Draw out every line with the word "Pitch" from the listing below.

▶ **Data shown**
....
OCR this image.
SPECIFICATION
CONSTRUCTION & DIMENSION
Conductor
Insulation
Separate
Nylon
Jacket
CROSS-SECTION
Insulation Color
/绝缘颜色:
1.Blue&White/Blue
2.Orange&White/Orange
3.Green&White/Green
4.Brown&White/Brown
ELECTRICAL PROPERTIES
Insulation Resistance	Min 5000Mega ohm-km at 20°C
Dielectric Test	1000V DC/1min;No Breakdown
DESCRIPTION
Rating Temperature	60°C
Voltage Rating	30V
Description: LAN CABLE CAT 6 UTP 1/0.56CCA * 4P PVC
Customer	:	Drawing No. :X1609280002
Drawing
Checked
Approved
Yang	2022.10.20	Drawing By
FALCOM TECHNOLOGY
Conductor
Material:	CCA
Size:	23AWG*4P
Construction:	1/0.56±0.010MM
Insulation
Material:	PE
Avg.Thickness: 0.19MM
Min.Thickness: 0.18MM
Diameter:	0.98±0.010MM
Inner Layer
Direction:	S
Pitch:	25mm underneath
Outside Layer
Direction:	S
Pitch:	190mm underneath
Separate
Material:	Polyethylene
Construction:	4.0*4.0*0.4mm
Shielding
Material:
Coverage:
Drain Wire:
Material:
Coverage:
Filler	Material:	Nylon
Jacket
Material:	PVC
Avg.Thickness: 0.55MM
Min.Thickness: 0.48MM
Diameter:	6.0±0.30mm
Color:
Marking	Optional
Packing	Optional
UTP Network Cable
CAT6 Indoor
....
▶ **Response to this task**
Pitch:	25mm underneath
Pitch:	190mm underneath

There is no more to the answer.